__What you are asked to do__
Identify and copy all lines of the material where the string "Nous" is found.

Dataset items

..........

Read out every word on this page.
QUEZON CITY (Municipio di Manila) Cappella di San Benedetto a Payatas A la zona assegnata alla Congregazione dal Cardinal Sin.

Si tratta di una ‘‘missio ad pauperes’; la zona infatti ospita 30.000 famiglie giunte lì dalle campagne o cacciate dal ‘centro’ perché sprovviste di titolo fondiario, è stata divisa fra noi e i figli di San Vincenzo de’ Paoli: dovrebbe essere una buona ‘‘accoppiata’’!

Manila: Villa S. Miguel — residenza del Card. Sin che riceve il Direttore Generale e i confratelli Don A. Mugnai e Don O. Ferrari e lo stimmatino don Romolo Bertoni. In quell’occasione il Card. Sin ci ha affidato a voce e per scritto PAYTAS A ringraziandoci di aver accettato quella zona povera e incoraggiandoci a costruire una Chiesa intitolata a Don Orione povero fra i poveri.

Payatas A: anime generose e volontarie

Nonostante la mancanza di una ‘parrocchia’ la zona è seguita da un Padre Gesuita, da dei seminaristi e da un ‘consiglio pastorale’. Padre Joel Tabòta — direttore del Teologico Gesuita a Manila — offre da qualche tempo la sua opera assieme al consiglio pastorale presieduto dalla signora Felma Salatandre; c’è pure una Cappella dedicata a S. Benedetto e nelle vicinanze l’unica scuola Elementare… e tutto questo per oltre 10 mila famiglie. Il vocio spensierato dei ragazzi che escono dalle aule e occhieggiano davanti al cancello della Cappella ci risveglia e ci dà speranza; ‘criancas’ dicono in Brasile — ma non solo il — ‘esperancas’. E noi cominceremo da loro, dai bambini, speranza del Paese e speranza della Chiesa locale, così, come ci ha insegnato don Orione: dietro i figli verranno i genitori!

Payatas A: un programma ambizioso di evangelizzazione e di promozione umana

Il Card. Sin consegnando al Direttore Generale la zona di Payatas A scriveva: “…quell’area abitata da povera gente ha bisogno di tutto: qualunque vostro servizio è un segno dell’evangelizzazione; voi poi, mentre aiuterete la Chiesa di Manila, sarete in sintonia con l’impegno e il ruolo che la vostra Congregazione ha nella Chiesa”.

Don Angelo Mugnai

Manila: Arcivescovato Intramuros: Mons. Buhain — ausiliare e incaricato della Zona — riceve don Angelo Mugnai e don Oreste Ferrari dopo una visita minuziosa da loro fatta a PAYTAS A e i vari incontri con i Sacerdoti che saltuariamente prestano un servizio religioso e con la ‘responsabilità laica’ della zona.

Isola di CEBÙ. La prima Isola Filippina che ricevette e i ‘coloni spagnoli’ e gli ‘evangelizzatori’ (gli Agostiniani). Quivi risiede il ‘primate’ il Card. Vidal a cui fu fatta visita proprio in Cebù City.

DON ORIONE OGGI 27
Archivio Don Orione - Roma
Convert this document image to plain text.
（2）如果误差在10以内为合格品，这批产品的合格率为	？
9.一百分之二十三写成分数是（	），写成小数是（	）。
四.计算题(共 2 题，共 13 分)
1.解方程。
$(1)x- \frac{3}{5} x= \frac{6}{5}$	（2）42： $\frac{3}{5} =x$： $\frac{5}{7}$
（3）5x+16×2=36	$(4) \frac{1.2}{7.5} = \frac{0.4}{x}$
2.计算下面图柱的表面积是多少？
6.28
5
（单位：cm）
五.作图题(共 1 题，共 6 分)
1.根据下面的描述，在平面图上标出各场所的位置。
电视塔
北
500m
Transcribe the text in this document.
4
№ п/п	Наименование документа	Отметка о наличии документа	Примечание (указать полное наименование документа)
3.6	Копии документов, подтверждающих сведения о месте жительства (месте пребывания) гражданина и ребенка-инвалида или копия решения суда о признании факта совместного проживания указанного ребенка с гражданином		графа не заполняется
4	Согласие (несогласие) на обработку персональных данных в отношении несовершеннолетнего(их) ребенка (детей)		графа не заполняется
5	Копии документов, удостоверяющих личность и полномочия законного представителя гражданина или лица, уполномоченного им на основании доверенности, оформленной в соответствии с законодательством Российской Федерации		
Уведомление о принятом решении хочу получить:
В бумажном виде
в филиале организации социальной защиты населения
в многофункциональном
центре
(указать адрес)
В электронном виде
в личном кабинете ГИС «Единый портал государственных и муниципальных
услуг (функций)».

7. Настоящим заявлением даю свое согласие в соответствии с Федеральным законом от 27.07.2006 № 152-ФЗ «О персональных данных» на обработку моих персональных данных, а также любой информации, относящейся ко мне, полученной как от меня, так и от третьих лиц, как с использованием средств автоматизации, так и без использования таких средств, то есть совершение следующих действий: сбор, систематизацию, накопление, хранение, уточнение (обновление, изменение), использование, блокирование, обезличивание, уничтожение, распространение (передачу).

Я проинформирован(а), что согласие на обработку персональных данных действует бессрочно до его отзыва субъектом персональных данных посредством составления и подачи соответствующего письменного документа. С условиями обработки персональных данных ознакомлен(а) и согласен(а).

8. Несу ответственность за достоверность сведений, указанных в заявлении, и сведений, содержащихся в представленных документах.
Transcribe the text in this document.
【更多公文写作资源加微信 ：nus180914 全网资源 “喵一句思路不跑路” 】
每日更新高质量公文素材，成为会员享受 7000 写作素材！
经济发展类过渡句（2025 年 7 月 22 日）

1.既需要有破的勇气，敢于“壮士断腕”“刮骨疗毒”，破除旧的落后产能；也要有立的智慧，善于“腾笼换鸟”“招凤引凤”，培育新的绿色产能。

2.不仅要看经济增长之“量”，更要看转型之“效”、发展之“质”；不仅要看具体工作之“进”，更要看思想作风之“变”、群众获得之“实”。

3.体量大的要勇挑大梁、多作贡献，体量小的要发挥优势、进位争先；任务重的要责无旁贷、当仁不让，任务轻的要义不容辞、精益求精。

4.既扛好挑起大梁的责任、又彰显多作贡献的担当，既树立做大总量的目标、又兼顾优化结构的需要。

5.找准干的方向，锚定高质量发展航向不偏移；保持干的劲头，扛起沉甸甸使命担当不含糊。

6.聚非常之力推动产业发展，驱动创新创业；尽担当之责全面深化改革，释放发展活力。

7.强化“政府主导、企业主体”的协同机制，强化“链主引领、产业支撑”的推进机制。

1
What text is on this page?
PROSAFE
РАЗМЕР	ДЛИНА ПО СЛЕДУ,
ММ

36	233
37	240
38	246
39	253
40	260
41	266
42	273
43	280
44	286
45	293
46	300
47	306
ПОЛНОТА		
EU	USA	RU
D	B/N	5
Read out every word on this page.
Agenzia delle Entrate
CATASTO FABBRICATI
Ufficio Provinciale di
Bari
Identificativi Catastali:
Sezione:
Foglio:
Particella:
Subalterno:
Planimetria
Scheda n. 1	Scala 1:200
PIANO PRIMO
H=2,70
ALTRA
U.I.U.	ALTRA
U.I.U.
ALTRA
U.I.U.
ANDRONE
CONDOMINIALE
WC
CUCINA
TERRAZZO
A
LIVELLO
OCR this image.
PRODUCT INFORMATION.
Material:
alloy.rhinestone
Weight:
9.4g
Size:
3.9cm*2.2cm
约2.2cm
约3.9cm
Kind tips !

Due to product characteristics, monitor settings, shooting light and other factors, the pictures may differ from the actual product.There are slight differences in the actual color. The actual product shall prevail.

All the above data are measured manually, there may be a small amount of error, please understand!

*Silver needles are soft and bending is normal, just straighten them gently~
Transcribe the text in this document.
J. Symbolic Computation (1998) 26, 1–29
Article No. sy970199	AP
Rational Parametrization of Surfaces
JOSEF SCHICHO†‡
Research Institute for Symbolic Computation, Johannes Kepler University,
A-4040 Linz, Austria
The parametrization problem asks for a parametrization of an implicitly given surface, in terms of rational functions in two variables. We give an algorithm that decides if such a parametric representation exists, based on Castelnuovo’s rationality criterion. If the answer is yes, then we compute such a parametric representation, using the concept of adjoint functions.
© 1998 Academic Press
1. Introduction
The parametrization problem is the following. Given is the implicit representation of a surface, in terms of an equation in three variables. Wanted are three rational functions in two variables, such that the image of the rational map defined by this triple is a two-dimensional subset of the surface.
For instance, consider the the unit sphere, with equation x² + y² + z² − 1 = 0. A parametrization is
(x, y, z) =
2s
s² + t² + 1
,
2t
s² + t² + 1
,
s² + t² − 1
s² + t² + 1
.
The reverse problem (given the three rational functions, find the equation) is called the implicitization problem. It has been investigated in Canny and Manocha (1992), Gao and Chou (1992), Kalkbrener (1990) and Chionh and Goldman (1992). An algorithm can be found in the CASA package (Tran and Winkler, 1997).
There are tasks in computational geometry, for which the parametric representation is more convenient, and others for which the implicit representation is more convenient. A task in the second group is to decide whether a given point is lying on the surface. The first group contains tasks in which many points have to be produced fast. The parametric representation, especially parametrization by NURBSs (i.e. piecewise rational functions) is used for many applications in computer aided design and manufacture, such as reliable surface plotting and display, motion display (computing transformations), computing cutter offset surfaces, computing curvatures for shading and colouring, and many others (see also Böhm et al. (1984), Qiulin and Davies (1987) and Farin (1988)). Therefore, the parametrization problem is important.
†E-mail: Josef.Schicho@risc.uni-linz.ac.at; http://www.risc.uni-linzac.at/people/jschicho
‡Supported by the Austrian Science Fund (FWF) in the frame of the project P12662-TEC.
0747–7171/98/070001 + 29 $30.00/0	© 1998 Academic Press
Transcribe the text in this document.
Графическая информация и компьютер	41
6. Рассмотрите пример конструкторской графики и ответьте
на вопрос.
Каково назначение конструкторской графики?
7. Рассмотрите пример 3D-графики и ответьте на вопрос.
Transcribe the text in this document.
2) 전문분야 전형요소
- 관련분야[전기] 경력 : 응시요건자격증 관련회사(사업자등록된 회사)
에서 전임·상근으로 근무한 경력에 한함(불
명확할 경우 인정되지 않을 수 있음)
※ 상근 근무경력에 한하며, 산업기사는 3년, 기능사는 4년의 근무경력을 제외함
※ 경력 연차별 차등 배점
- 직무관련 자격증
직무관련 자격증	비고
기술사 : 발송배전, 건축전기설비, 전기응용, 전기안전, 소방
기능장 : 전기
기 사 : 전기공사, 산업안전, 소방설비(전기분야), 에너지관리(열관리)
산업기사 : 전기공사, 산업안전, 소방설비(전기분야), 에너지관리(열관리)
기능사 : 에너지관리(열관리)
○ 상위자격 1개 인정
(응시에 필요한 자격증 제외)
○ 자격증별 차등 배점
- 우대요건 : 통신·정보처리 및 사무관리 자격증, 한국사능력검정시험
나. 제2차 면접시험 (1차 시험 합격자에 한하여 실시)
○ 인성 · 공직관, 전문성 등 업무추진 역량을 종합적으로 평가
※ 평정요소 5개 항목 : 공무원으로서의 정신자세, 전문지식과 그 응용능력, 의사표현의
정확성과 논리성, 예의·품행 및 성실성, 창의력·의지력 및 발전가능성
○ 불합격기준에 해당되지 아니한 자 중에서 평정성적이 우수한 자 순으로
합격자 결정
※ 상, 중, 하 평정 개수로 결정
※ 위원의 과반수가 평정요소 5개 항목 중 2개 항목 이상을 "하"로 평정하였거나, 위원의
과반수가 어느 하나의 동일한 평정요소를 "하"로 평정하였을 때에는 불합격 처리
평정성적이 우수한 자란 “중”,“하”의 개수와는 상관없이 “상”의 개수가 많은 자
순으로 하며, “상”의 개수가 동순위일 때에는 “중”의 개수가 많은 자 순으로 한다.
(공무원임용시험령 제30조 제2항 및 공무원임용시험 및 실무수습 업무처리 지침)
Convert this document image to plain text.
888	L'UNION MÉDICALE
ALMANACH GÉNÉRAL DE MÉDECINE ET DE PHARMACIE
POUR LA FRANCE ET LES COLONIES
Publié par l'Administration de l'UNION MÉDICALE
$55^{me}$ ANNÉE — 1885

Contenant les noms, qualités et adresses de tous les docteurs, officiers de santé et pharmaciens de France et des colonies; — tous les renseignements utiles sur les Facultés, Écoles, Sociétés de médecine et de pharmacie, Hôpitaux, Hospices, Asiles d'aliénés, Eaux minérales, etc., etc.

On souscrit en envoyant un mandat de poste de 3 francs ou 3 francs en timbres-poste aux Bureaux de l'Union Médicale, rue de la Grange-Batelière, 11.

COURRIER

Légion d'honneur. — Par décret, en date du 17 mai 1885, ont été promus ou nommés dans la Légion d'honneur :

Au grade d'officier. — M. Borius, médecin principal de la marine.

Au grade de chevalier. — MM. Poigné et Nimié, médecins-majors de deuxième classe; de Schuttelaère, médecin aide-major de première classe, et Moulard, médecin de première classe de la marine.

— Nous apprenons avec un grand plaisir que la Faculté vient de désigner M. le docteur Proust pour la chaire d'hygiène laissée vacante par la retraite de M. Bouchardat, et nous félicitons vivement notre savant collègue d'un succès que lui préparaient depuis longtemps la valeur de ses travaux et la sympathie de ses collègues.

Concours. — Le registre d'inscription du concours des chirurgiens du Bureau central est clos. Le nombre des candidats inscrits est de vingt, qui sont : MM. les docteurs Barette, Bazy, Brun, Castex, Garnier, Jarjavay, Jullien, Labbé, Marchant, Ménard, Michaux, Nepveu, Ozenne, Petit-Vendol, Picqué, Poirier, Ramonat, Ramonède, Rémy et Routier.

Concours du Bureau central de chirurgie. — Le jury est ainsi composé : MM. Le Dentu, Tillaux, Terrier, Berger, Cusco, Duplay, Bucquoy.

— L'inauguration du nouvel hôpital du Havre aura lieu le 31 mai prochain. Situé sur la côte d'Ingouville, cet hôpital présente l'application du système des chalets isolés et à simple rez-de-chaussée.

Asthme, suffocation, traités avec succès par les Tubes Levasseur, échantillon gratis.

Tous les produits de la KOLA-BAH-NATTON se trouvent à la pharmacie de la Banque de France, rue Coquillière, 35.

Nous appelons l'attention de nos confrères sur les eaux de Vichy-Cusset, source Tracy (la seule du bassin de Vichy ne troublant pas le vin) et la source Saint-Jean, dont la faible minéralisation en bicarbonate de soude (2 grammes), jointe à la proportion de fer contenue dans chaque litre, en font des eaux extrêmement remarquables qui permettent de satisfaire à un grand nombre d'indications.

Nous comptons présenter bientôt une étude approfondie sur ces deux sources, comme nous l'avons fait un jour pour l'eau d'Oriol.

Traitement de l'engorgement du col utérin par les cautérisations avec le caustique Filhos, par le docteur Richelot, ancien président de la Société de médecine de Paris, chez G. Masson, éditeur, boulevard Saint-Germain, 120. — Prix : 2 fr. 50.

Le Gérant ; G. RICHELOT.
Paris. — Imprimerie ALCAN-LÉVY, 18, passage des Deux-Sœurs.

..........

__Exercise result__
— Nous apprenons avec un grand plaisir que la Faculté vient de désigner M. le docteur Proust pour la chaire d'hygiène laissée vacante par la retraite de M. Bouchardat, et nous félicitons vivement notre savant collègue d'un succès que lui préparaient depuis longtemps la valeur de ses travaux et la sympathie de ses collègues.
Nous appelons l'attention de nos confrères sur les eaux de Vichy-Cusset, source Tracy (la seule du bassin de Vichy ne troublant pas le vin) et la source Saint-Jean, dont la faible minéralisation en bicarbonate de soude (2 grammes), jointe à la proportion de fer contenue dans chaque litre, en font des eaux extrêmement remarquables qui permettent de satisfaire à un grand nombre d'indications.
Nous comptons présenter bientôt une étude approfondie sur ces deux sources, comme nous l'avons fait un jour pour l'eau d'Oriol.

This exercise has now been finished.